#### Problem to work on:
Look through the material below. Copy each line that contains the string "output".

(Entries taken from a collection)
——————

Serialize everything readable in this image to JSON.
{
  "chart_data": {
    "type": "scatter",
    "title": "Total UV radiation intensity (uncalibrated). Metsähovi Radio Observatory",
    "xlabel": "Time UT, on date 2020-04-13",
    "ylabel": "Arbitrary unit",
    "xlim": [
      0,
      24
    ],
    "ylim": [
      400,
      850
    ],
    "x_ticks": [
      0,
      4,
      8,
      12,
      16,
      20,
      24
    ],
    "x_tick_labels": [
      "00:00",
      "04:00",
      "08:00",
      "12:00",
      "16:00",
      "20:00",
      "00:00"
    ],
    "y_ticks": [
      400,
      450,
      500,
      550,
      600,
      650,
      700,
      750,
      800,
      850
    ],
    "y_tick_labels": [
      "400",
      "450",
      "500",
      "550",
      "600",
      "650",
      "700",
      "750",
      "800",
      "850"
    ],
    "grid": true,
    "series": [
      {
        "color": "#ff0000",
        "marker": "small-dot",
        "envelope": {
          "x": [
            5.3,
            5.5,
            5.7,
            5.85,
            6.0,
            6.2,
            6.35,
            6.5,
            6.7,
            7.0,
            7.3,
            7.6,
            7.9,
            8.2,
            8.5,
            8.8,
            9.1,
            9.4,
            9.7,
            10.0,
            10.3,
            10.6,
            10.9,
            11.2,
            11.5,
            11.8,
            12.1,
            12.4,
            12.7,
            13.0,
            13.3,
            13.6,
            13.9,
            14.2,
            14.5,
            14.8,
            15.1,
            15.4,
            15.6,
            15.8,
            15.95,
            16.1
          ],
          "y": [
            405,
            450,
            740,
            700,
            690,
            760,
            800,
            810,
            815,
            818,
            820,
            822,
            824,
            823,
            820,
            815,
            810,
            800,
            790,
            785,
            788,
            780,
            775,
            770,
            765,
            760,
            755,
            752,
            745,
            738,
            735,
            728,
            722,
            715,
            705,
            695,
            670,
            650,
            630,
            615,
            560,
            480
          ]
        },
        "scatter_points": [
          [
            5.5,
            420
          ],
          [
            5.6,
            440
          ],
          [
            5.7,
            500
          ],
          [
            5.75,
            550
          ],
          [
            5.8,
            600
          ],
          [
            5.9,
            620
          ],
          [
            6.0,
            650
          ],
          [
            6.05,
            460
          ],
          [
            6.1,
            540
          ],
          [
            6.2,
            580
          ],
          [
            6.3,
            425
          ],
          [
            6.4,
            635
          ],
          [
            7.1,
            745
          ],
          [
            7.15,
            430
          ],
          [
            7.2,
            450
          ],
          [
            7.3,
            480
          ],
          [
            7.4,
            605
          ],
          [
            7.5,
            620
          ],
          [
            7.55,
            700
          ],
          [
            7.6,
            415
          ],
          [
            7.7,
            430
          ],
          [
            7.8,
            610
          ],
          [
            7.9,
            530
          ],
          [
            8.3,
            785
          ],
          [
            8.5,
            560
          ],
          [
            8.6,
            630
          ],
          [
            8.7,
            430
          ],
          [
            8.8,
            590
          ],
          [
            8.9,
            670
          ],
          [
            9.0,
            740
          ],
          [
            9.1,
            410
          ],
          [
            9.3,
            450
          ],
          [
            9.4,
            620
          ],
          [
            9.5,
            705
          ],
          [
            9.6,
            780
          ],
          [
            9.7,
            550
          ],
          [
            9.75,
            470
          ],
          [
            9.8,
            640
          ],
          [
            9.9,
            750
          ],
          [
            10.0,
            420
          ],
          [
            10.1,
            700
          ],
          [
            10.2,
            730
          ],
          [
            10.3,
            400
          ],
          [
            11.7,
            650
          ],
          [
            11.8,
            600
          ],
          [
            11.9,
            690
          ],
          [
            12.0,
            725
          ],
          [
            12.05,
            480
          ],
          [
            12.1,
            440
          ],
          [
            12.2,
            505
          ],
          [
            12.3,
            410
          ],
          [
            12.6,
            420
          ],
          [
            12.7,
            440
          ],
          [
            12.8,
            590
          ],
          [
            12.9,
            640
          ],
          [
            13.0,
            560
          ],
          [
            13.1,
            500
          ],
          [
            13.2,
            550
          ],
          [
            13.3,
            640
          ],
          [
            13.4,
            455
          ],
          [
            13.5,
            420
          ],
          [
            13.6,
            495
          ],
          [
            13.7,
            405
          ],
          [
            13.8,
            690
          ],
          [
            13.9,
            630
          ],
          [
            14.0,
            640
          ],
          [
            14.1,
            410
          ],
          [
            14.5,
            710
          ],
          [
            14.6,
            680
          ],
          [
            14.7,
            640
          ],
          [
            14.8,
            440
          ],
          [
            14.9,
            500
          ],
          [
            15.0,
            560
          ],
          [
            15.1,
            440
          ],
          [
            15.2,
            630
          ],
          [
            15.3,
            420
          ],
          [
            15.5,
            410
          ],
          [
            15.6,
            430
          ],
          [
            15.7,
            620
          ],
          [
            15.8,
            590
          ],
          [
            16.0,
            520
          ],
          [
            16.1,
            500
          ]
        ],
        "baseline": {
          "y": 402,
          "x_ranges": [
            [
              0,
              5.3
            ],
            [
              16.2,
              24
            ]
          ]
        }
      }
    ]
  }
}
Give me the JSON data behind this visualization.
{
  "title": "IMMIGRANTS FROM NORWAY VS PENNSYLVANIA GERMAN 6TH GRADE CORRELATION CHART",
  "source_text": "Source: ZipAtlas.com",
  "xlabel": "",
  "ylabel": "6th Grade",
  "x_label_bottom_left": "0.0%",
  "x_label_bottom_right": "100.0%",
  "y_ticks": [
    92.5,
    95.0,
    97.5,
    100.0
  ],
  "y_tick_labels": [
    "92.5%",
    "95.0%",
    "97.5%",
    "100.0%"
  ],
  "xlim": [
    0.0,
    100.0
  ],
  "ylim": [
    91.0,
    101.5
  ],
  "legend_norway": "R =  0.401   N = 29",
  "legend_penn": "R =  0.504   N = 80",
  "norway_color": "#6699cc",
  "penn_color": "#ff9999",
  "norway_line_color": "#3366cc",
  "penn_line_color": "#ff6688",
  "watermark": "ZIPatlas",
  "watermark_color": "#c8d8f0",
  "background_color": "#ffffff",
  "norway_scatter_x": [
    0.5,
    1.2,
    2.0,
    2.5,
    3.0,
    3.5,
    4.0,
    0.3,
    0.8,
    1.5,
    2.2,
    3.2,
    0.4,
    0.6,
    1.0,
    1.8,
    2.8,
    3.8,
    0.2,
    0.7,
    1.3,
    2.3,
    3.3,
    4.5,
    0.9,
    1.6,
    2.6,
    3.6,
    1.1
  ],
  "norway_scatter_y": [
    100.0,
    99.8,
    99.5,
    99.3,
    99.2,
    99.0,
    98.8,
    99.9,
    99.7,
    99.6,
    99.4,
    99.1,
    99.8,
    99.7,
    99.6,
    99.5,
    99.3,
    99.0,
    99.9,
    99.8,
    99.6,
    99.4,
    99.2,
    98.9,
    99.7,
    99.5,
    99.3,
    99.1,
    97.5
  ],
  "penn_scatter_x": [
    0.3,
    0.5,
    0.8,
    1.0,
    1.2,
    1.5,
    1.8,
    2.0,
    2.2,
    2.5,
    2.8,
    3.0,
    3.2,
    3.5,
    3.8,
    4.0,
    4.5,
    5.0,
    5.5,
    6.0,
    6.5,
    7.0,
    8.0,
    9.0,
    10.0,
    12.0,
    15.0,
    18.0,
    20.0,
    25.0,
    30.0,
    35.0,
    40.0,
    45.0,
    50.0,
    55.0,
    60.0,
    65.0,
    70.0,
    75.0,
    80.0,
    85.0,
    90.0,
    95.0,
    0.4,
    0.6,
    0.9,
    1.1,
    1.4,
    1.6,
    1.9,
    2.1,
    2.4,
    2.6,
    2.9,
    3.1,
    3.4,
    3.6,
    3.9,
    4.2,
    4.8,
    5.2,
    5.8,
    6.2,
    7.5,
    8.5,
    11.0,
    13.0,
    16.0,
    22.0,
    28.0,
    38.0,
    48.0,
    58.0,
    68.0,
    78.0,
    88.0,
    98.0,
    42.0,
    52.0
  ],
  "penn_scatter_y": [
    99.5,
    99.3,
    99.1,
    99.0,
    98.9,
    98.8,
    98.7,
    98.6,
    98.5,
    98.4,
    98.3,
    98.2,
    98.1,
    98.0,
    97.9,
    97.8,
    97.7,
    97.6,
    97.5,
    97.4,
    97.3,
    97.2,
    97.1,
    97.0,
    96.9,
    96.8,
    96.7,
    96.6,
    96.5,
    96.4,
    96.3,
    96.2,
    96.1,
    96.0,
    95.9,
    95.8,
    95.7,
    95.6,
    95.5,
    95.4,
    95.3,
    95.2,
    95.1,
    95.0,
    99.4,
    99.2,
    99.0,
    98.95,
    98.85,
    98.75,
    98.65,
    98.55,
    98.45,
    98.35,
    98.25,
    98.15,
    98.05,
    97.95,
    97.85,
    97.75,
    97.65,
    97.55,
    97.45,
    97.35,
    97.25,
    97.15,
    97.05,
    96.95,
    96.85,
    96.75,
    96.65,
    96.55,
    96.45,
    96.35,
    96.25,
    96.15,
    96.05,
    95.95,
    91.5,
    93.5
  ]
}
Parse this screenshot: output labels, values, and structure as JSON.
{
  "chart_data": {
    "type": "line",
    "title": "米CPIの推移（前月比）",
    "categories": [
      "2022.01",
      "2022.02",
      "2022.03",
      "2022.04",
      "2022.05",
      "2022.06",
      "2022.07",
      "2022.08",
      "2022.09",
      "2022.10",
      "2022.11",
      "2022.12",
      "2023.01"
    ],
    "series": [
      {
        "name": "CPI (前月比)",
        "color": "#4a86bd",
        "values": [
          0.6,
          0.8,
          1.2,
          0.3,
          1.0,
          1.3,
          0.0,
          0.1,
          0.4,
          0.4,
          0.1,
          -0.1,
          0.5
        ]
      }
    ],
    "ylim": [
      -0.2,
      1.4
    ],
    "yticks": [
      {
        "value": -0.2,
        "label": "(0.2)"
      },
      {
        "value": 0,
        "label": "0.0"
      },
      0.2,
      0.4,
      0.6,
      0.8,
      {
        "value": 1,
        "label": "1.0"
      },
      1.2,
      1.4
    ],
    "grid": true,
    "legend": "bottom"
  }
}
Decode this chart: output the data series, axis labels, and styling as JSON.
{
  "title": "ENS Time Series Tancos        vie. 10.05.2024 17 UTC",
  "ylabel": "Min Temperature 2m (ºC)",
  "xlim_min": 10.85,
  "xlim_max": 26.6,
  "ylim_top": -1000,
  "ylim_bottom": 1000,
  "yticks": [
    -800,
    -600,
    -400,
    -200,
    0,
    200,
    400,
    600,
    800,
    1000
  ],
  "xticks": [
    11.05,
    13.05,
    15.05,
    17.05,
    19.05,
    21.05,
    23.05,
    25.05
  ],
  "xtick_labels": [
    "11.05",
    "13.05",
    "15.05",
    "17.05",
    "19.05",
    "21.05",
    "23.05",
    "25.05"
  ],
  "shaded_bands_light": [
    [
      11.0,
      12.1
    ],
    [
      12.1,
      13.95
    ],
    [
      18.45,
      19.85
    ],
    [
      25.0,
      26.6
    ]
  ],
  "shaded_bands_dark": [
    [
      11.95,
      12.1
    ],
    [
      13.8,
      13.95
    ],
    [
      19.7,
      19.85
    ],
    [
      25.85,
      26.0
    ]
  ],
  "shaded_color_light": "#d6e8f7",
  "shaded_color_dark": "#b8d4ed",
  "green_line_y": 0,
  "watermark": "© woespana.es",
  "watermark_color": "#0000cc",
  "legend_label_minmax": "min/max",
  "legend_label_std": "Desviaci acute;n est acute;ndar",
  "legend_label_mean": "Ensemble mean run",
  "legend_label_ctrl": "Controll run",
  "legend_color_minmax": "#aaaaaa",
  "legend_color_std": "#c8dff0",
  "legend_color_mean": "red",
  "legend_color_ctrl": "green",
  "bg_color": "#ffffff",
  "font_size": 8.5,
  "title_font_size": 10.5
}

——————

#### Answer to this exercise:
Parse this screenshot: output labels, values, and structure as JSON.
Decode this chart: output the data series, axis labels, and styling as JSON.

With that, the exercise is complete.